Exercise
Each entry must be reproduced precisely as it stands.

--- START OF Records for this task ---

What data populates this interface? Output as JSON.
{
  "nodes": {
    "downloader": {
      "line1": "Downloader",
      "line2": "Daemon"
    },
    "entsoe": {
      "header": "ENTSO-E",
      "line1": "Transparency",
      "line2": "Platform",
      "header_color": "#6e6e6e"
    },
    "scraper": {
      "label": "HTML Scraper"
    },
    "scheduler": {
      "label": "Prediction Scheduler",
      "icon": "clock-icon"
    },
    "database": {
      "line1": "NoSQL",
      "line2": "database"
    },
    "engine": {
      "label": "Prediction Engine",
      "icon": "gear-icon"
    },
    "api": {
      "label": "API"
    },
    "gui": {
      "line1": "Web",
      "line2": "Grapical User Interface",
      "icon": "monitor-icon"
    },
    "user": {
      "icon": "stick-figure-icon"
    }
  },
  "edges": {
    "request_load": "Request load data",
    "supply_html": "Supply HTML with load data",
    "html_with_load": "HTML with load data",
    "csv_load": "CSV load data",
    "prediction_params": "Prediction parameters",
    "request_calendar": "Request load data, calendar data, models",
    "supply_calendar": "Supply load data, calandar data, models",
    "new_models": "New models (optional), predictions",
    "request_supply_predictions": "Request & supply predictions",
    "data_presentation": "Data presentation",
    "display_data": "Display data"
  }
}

--- END OF Records for this task ---

Reply
What data populates this interface? Output as JSON.
{
  "nodes": {
    "downloader": {
      "line1": "Downloader",
      "line2": "Daemon"
    },
    "entsoe": {
      "header": "ENTSO-E",
      "line1": "Transparency",
      "line2": "Platform",
      "header_color": "#6e6e6e"
    },
    "scraper": {
      "label": "HTML Scraper"
    },
    "scheduler": {
      "label": "Prediction Scheduler",
      "icon": "clock-icon"
    },
    "database": {
      "line1": "NoSQL",
      "line2": "database"
    },
    "engine": {
      "label": "Prediction Engine",
      "icon": "gear-icon"
    },
    "api": {
      "label": "API"
    },
    "gui": {
      "line1": "Web",
      "line2": "Grapical User Interface",
      "icon": "monitor-icon"
    },
    "user": {
      "icon": "stick-figure-icon"
    }
  },
  "edges": {
    "request_load": "Request load data",
    "supply_html": "Supply HTML with load data",
    "html_with_load": "HTML with load data",
    "csv_load": "CSV load data",
    "prediction_params": "Prediction parameters",
    "request_calendar": "Request load data, calendar data, models",
    "supply_calendar": "Supply load data, calandar data, models",
    "new_models": "New models (optional), predictions",
    "request_supply_predictions": "Request & supply predictions",
    "data_presentation": "Data presentation",
    "display_data": "Display data"
  }
}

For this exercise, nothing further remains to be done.